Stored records
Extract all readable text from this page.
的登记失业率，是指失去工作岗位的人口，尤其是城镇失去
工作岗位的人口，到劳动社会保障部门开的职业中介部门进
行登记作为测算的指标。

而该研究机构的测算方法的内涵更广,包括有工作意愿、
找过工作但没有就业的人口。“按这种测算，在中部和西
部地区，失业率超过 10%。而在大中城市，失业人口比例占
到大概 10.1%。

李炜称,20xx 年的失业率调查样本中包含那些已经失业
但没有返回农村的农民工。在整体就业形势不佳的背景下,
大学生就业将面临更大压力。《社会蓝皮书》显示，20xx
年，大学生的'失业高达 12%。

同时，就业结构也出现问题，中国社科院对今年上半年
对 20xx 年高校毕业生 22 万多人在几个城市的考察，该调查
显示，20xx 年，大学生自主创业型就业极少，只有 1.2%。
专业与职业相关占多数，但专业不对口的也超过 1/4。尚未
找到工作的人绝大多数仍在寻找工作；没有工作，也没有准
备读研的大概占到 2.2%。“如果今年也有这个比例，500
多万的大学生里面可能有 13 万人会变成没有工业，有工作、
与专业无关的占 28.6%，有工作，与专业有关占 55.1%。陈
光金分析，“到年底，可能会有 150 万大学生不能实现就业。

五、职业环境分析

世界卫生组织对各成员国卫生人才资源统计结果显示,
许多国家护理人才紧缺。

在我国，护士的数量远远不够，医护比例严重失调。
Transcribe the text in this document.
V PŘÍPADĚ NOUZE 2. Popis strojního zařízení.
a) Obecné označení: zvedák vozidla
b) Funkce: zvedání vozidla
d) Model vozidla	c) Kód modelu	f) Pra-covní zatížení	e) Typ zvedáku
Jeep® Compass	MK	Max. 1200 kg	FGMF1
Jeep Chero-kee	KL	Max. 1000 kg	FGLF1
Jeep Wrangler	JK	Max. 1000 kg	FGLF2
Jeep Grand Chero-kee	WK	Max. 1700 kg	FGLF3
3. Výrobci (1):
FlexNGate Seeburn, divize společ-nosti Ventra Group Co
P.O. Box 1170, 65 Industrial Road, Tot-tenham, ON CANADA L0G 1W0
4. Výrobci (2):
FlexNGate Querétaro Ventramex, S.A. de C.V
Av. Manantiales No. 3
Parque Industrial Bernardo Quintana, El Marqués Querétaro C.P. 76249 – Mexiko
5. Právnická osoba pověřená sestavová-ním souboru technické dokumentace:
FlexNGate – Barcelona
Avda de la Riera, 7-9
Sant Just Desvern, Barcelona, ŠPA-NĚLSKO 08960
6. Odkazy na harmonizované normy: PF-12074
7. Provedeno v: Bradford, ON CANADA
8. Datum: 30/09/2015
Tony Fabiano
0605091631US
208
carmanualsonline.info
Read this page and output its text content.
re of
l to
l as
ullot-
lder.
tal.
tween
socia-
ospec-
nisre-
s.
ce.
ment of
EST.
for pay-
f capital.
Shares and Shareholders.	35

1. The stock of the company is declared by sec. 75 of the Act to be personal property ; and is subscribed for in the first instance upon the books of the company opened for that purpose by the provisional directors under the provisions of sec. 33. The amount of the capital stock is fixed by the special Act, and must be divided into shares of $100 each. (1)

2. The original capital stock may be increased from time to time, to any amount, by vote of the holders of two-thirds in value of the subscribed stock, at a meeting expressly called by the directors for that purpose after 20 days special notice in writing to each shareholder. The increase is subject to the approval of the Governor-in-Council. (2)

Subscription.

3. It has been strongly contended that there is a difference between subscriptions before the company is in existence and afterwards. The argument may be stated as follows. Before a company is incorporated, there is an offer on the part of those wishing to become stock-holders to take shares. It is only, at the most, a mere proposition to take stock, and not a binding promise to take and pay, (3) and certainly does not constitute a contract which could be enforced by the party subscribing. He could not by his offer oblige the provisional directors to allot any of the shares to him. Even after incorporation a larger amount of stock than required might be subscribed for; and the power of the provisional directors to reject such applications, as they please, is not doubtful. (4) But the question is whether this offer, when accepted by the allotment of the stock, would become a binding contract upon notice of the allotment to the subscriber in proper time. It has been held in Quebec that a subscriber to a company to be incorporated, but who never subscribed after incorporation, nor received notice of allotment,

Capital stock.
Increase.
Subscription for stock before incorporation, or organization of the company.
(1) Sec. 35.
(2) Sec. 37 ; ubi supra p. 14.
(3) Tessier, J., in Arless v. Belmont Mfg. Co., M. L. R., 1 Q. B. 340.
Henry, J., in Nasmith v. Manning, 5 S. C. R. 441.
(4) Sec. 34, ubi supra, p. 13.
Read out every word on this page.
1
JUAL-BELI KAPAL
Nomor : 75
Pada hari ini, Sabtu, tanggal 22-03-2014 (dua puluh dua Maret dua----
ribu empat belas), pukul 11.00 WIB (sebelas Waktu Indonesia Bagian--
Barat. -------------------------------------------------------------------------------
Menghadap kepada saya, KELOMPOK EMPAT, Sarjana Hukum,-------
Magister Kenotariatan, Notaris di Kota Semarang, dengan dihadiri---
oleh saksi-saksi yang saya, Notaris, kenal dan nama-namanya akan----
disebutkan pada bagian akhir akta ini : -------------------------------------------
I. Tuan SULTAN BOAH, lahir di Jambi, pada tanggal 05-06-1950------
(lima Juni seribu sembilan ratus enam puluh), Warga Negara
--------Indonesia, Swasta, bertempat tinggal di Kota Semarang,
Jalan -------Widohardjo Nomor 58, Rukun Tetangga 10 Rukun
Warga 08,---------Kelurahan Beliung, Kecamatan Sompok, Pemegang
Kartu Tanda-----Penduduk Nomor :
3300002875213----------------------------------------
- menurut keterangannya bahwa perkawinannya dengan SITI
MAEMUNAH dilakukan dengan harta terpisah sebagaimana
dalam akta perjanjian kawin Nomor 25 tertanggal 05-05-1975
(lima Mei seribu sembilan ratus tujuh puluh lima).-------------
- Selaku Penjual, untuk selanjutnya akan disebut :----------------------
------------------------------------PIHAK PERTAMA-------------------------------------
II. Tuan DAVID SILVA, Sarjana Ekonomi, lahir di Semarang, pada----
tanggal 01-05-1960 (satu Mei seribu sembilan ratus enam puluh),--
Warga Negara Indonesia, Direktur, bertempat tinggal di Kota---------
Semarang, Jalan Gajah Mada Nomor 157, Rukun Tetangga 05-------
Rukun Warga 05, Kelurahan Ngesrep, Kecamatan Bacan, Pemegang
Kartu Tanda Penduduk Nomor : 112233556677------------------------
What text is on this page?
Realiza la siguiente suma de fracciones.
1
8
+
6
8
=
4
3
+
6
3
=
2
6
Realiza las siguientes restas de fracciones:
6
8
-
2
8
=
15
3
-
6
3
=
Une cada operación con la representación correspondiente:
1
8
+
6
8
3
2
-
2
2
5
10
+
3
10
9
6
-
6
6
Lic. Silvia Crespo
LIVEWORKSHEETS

» **DIRECTION**: Output all records verbatim.

» **COMPLETED EXERCISE**:
Extract all readable text from this page.
的登记失业率，是指失去工作岗位的人口，尤其是城镇失去
工作岗位的人口，到劳动社会保障部门开的职业中介部门进
行登记作为测算的指标。

而该研究机构的测算方法的内涵更广,包括有工作意愿、
找过工作但没有就业的人口。“按这种测算，在中部和西
部地区，失业率超过 10%。而在大中城市，失业人口比例占
到大概 10.1%。

李炜称,20xx 年的失业率调查样本中包含那些已经失业
但没有返回农村的农民工。在整体就业形势不佳的背景下,
大学生就业将面临更大压力。《社会蓝皮书》显示，20xx
年，大学生的'失业高达 12%。

同时，就业结构也出现问题，中国社科院对今年上半年
对 20xx 年高校毕业生 22 万多人在几个城市的考察，该调查
显示，20xx 年，大学生自主创业型就业极少，只有 1.2%。
专业与职业相关占多数，但专业不对口的也超过 1/4。尚未
找到工作的人绝大多数仍在寻找工作；没有工作，也没有准
备读研的大概占到 2.2%。“如果今年也有这个比例，500
多万的大学生里面可能有 13 万人会变成没有工业，有工作、
与专业无关的占 28.6%，有工作，与专业有关占 55.1%。陈
光金分析，“到年底，可能会有 150 万大学生不能实现就业。

五、职业环境分析

世界卫生组织对各成员国卫生人才资源统计结果显示,
许多国家护理人才紧缺。

在我国，护士的数量远远不够，医护比例严重失调。
Transcribe the text in this document.
V PŘÍPADĚ NOUZE 2. Popis strojního zařízení.
a) Obecné označení: zvedák vozidla
b) Funkce: zvedání vozidla
d) Model vozidla	c) Kód modelu	f) Pra-covní zatížení	e) Typ zvedáku
Jeep® Compass	MK	Max. 1200 kg	FGMF1
Jeep Chero-kee	KL	Max. 1000 kg	FGLF1
Jeep Wrangler	JK	Max. 1000 kg	FGLF2
Jeep Grand Chero-kee	WK	Max. 1700 kg	FGLF3
3. Výrobci (1):
FlexNGate Seeburn, divize společ-nosti Ventra Group Co
P.O. Box 1170, 65 Industrial Road, Tot-tenham, ON CANADA L0G 1W0
4. Výrobci (2):
FlexNGate Querétaro Ventramex, S.A. de C.V
Av. Manantiales No. 3
Parque Industrial Bernardo Quintana, El Marqués Querétaro C.P. 76249 – Mexiko
5. Právnická osoba pověřená sestavová-ním souboru technické dokumentace:
FlexNGate – Barcelona
Avda de la Riera, 7-9
Sant Just Desvern, Barcelona, ŠPA-NĚLSKO 08960
6. Odkazy na harmonizované normy: PF-12074
7. Provedeno v: Bradford, ON CANADA
8. Datum: 30/09/2015
Tony Fabiano
0605091631US
208
carmanualsonline.info
Read this page and output its text content.
re of
l to
l as
ullot-
lder.
tal.
tween
socia-
ospec-
nisre-
s.
ce.
ment of
EST.
for pay-
f capital.
Shares and Shareholders.	35

1. The stock of the company is declared by sec. 75 of the Act to be personal property ; and is subscribed for in the first instance upon the books of the company opened for that purpose by the provisional directors under the provisions of sec. 33. The amount of the capital stock is fixed by the special Act, and must be divided into shares of $100 each. (1)

2. The original capital stock may be increased from time to time, to any amount, by vote of the holders of two-thirds in value of the subscribed stock, at a meeting expressly called by the directors for that purpose after 20 days special notice in writing to each shareholder. The increase is subject to the approval of the Governor-in-Council. (2)

Subscription.

3. It has been strongly contended that there is a difference between subscriptions before the company is in existence and afterwards. The argument may be stated as follows. Before a company is incorporated, there is an offer on the part of those wishing to become stock-holders to take shares. It is only, at the most, a mere proposition to take stock, and not a binding promise to take and pay, (3) and certainly does not constitute a contract which could be enforced by the party subscribing. He could not by his offer oblige the provisional directors to allot any of the shares to him. Even after incorporation a larger amount of stock than required might be subscribed for; and the power of the provisional directors to reject such applications, as they please, is not doubtful. (4) But the question is whether this offer, when accepted by the allotment of the stock, would become a binding contract upon notice of the allotment to the subscriber in proper time. It has been held in Quebec that a subscriber to a company to be incorporated, but who never subscribed after incorporation, nor received notice of allotment,

Capital stock.
Increase.
Subscription for stock before incorporation, or organization of the company.
(1) Sec. 35.
(2) Sec. 37 ; ubi supra p. 14.
(3) Tessier, J., in Arless v. Belmont Mfg. Co., M. L. R., 1 Q. B. 340.
Henry, J., in Nasmith v. Manning, 5 S. C. R. 441.
(4) Sec. 34, ubi supra, p. 13.
Read out every word on this page.
1
JUAL-BELI KAPAL
Nomor : 75
Pada hari ini, Sabtu, tanggal 22-03-2014 (dua puluh dua Maret dua----
ribu empat belas), pukul 11.00 WIB (sebelas Waktu Indonesia Bagian--
Barat. -------------------------------------------------------------------------------
Menghadap kepada saya, KELOMPOK EMPAT, Sarjana Hukum,-------
Magister Kenotariatan, Notaris di Kota Semarang, dengan dihadiri---
oleh saksi-saksi yang saya, Notaris, kenal dan nama-namanya akan----
disebutkan pada bagian akhir akta ini : -------------------------------------------
I. Tuan SULTAN BOAH, lahir di Jambi, pada tanggal 05-06-1950------
(lima Juni seribu sembilan ratus enam puluh), Warga Negara
--------Indonesia, Swasta, bertempat tinggal di Kota Semarang,
Jalan -------Widohardjo Nomor 58, Rukun Tetangga 10 Rukun
Warga 08,---------Kelurahan Beliung, Kecamatan Sompok, Pemegang
Kartu Tanda-----Penduduk Nomor :
3300002875213----------------------------------------
- menurut keterangannya bahwa perkawinannya dengan SITI
MAEMUNAH dilakukan dengan harta terpisah sebagaimana
dalam akta perjanjian kawin Nomor 25 tertanggal 05-05-1975
(lima Mei seribu sembilan ratus tujuh puluh lima).-------------
- Selaku Penjual, untuk selanjutnya akan disebut :----------------------
------------------------------------PIHAK PERTAMA-------------------------------------
II. Tuan DAVID SILVA, Sarjana Ekonomi, lahir di Semarang, pada----
tanggal 01-05-1960 (satu Mei seribu sembilan ratus enam puluh),--
Warga Negara Indonesia, Direktur, bertempat tinggal di Kota---------
Semarang, Jalan Gajah Mada Nomor 157, Rukun Tetangga 05-------
Rukun Warga 05, Kelurahan Ngesrep, Kecamatan Bacan, Pemegang
Kartu Tanda Penduduk Nomor : 112233556677------------------------
What text is on this page?
Realiza la siguiente suma de fracciones.
1
8
+
6
8
=
4
3
+
6
3
=
2
6
Realiza las siguientes restas de fracciones:
6
8
-
2
8
=
15
3
-
6
3
=
Une cada operación con la representación correspondiente:
1
8
+
6
8
3
2
-
2
2
5
10
+
3
10
9
6
-
6
6
Lic. Silvia Crespo
LIVEWORKSHEETS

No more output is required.